Exercise: Repeat all of the material below exactly as written, images excluded.

Recorded information:

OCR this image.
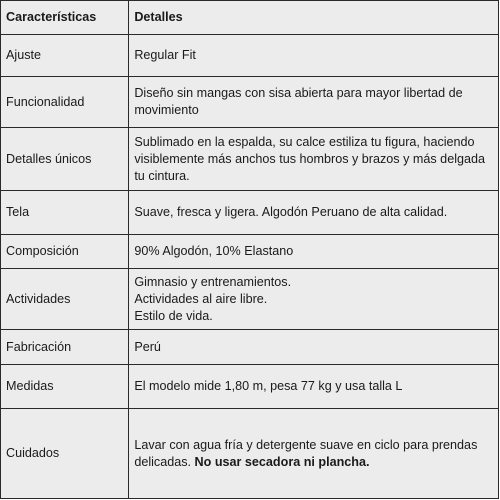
Características	Detalles
Ajuste	Regular Fit

Funcionalidad	Diseño sin mangas con sisa abierta para mayor libertad de movimiento

Detalles únicos	Sublimado en la espalda, su calce estiliza tu figura, haciendo visiblemente más anchos tus hombros y brazos y más delgada tu cintura.

Tela	Suave, fresca y ligera. Algodón Peruano de alta calidad.

Composición	90% Algodón, 10% Elastano

Actividades	Gimnasio y entrenamientos.
Actividades al aire libre.
Estilo de vida.

Fabricación	Perú

Medidas	El modelo mide 1,80 m, pesa 77 kg y usa talla L

Cuidados	Lavar con agua fría y detergente suave en ciclo para prendas delicadas. No usar secadora ni plancha.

Written answer:
OCR this image.
Características	Detalles
Ajuste	Regular Fit

Funcionalidad	Diseño sin mangas con sisa abierta para mayor libertad de movimiento

Detalles únicos	Sublimado en la espalda, su calce estiliza tu figura, haciendo visiblemente más anchos tus hombros y brazos y más delgada tu cintura.

Tela	Suave, fresca y ligera. Algodón Peruano de alta calidad.

Composición	90% Algodón, 10% Elastano

Actividades	Gimnasio y entrenamientos.
Actividades al aire libre.
Estilo de vida.

Fabricación	Perú

Medidas	El modelo mide 1,80 m, pesa 77 kg y usa talla L

Cuidados	Lavar con agua fría y detergente suave en ciclo para prendas delicadas. No usar secadora ni plancha.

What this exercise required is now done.